Task data |

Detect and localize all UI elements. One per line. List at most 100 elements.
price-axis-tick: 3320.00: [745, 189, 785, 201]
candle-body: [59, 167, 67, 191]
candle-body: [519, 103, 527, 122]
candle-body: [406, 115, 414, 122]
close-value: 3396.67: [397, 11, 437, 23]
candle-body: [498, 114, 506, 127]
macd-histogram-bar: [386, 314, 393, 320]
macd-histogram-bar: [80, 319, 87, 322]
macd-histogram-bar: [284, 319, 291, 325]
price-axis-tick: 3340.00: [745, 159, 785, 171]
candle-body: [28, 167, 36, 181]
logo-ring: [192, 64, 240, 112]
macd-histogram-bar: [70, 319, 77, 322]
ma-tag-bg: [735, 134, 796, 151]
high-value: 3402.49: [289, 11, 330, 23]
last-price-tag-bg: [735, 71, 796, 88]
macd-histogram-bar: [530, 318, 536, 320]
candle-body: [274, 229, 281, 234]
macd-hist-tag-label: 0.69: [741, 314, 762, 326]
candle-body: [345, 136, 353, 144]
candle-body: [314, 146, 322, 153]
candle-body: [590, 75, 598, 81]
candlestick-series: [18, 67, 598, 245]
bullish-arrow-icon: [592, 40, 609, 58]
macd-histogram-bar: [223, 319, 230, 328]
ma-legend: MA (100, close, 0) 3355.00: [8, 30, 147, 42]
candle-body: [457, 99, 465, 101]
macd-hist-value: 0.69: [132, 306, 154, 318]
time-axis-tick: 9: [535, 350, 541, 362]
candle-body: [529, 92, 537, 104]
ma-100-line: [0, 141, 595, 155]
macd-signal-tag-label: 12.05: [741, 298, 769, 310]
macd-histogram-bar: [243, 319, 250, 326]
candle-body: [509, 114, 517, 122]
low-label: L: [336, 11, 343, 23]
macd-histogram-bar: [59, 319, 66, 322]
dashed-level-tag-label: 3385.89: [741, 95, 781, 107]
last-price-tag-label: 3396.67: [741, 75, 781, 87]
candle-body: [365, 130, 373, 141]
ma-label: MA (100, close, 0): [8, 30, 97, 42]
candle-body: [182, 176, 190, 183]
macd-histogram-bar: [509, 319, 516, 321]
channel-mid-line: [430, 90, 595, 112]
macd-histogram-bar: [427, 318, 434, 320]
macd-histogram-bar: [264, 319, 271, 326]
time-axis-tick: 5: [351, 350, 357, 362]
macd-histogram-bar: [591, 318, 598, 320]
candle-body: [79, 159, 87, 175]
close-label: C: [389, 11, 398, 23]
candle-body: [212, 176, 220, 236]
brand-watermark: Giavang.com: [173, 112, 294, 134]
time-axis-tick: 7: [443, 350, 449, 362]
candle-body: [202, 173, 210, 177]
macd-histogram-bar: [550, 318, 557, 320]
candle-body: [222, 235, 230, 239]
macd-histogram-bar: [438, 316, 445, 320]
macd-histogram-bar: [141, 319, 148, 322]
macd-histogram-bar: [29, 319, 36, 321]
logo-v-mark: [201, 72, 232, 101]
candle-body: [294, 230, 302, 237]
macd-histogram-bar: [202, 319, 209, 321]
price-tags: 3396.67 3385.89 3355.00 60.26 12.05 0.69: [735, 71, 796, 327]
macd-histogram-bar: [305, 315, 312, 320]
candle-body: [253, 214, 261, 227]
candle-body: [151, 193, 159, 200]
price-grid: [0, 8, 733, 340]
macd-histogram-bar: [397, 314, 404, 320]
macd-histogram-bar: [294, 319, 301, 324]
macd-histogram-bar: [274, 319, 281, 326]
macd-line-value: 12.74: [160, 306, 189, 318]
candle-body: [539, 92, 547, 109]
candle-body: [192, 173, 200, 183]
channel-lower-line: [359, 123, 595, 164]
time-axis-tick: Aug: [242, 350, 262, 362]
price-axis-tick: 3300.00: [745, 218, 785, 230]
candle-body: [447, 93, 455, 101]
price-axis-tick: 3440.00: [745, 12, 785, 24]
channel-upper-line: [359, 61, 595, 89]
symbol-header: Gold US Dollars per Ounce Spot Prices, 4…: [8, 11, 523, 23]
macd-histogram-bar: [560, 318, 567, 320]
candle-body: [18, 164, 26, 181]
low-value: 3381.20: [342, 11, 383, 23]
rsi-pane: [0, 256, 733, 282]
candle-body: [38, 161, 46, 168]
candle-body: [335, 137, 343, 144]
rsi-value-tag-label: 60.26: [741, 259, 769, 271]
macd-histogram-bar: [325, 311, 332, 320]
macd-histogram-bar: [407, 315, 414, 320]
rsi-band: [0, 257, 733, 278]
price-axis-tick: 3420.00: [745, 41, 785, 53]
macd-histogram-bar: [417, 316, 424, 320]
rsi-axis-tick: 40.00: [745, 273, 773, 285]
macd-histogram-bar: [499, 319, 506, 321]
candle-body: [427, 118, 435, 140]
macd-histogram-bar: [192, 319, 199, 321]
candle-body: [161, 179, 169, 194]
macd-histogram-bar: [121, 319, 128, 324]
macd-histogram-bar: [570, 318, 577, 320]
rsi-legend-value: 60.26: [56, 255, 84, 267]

Task requirements | Copy the records word for word, from their first line through the line that contains "candle-body: [406, 115, 414, 122]", including that line.

Task answer |
Detect and localize all UI elements. One per line. List at most 100 elements.
price-axis-tick: 3320.00: [745, 189, 785, 201]
candle-body: [59, 167, 67, 191]
candle-body: [519, 103, 527, 122]
candle-body: [406, 115, 414, 122]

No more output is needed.